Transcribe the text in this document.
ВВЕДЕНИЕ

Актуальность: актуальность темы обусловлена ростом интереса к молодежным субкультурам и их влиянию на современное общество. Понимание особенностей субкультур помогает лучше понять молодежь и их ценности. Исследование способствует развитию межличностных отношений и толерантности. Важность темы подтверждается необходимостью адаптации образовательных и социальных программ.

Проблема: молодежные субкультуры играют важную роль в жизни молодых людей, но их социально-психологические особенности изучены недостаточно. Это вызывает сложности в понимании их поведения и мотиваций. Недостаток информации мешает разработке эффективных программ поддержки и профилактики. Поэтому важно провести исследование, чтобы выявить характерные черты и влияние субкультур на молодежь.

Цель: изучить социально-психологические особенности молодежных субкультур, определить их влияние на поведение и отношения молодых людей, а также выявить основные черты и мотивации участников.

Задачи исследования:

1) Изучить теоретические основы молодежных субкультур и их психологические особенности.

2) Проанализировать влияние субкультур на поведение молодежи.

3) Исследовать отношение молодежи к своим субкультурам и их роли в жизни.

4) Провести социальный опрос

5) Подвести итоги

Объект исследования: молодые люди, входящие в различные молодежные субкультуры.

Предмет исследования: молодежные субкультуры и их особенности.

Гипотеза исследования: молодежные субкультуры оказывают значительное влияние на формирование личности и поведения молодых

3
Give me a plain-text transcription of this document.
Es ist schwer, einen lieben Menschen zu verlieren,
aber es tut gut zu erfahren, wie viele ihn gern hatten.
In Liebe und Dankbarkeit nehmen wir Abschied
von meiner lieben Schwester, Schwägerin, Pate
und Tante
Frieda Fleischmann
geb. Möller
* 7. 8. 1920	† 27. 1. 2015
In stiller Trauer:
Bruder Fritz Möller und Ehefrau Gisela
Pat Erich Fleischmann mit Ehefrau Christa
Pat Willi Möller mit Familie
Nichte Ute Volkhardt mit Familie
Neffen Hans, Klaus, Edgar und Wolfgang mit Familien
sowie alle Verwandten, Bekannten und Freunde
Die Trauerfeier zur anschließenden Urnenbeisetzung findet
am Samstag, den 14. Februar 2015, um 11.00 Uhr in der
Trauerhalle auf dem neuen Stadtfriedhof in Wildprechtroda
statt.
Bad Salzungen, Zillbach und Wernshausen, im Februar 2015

====

== Exercise ==
Lines from the records above that hold "субкультурам" are the ones to list.

== Exercise solution ==
Актуальность: актуальность темы обусловлена ростом интереса к молодежным субкультурам и их влиянию на современное общество. Понимание особенностей субкультур помогает лучше понять молодежь и их ценности. Исследование способствует развитию межличностных отношений и толерантности. Важность темы подтверждается необходимостью адаптации образовательных и социальных программ.
3) Исследовать отношение молодежи к своим субкультурам и их роли в жизни.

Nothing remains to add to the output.